──────── EXERCISE MATERIALS

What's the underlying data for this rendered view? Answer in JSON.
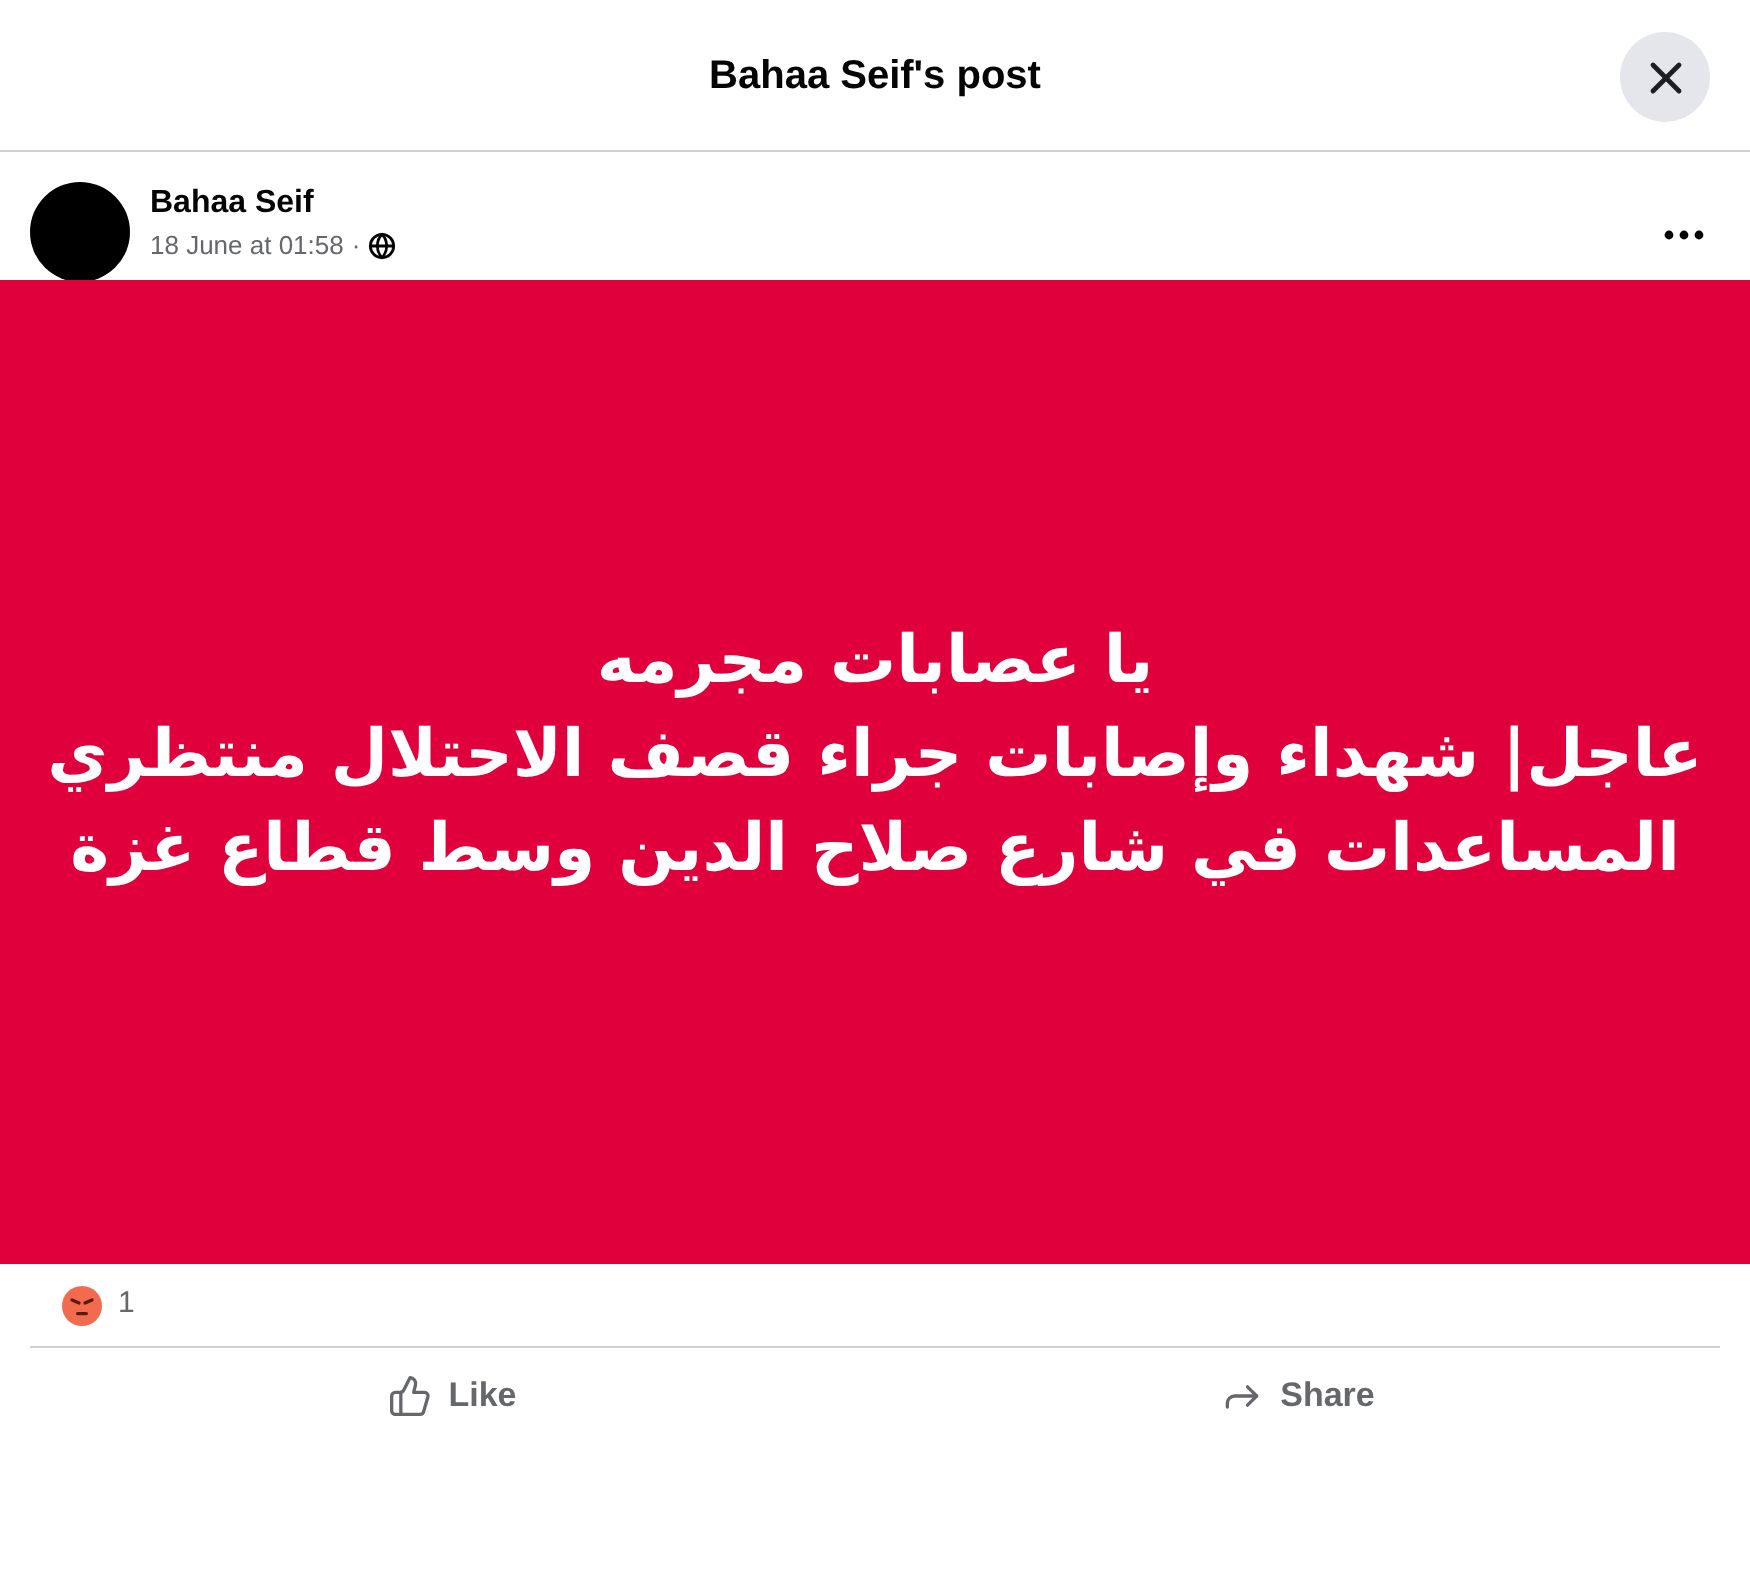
{
  "dialog": {
    "title": "Bahaa Seif's post"
  },
  "post": {
    "author": "Bahaa Seif",
    "timestamp": "18 June at 01:58",
    "separator": "·",
    "text_lines": [
      "يا عصابات مجرمه",
      "عاجل| شهداء وإصابات جراء قصف الاحتلال منتظري",
      "المساعدات في شارع صلاح الدين وسط قطاع غزة"
    ]
  },
  "reactions": {
    "count": "1"
  },
  "like_button": {
    "label": "Like"
  },
  "share_button": {
    "label": "Share"
  }
}
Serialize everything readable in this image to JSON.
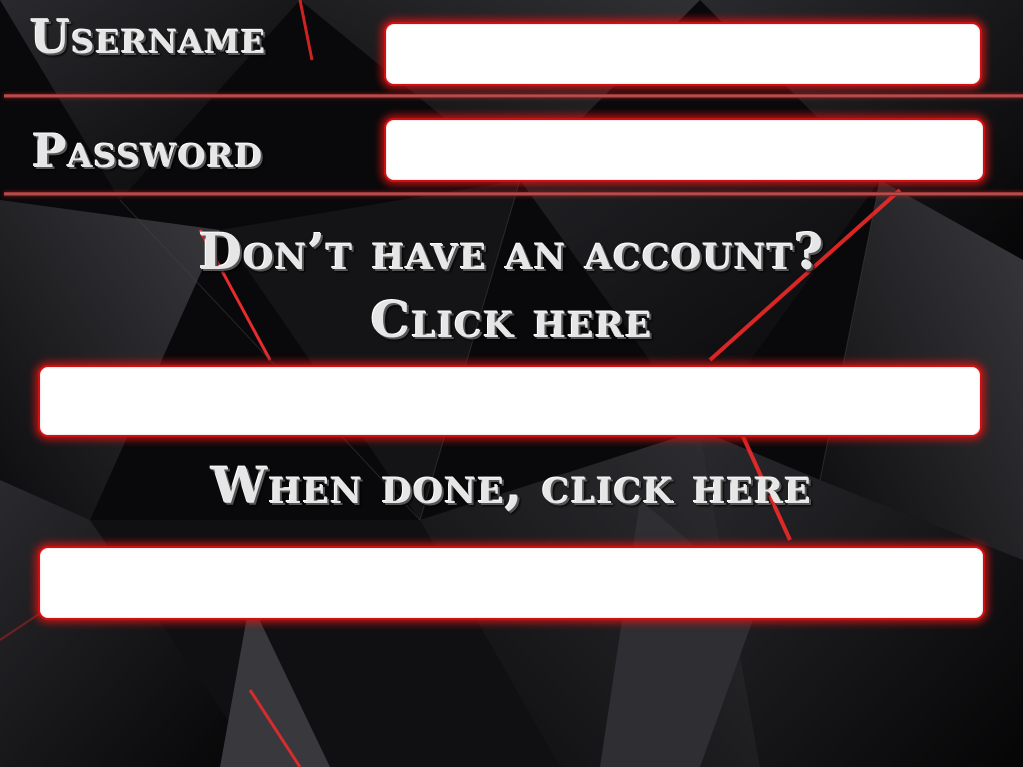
{
  "login": {
    "username_label": "Username",
    "password_label": "Password",
    "username_value": "",
    "password_value": ""
  },
  "signup": {
    "prompt_line1": "Don’t have an account?",
    "prompt_line2": "Click here"
  },
  "done": {
    "prompt": "When done, click here"
  },
  "colors": {
    "accent": "#d01010",
    "background": "#0a0a0c",
    "label_text": "#e6e6e6"
  }
}
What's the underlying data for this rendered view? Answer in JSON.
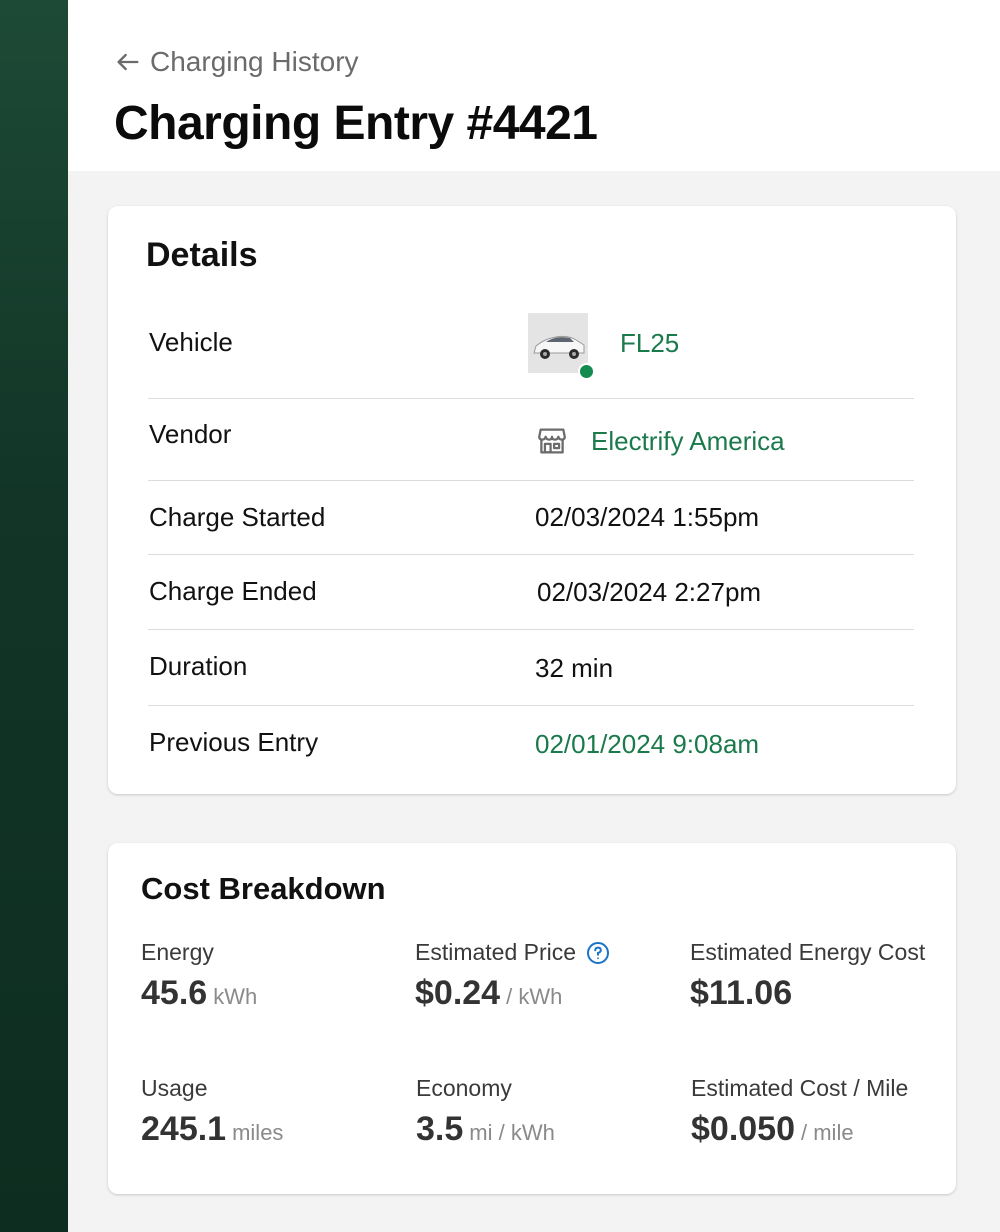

────────────────

## AIM
Copy out all the records exactly, excluding pictures.

## THE OUTPUT
What's the underlying data for this rendered view? Answer in JSON.
{
  "dialog": {
    "title": "Bahaa Seif's post"
  },
  "post": {
    "author": "Bahaa Seif",
    "timestamp": "18 June at 01:58",
    "separator": "·",
    "text_lines": [
      "يا عصابات مجرمه",
      "عاجل| شهداء وإصابات جراء قصف الاحتلال منتظري",
      "المساعدات في شارع صلاح الدين وسط قطاع غزة"
    ]
  },
  "reactions": {
    "count": "1"
  },
  "like_button": {
    "label": "Like"
  },
  "share_button": {
    "label": "Share"
  }
}
Serialize everything readable in this image to JSON.
{
  "login": {
    "username_label": "Username",
    "password_label": "Password",
    "username_value": "",
    "password_value": ""
  },
  "signup": {
    "prompt_line1": "Don’t have an account?",
    "prompt_line2": "Click here"
  },
  "done": {
    "prompt": "When done, click here"
  },
  "colors": {
    "accent": "#d01010",
    "background": "#0a0a0c",
    "label_text": "#e6e6e6"
  }
}
What's the underlying data for this rendered view? Answer in JSON.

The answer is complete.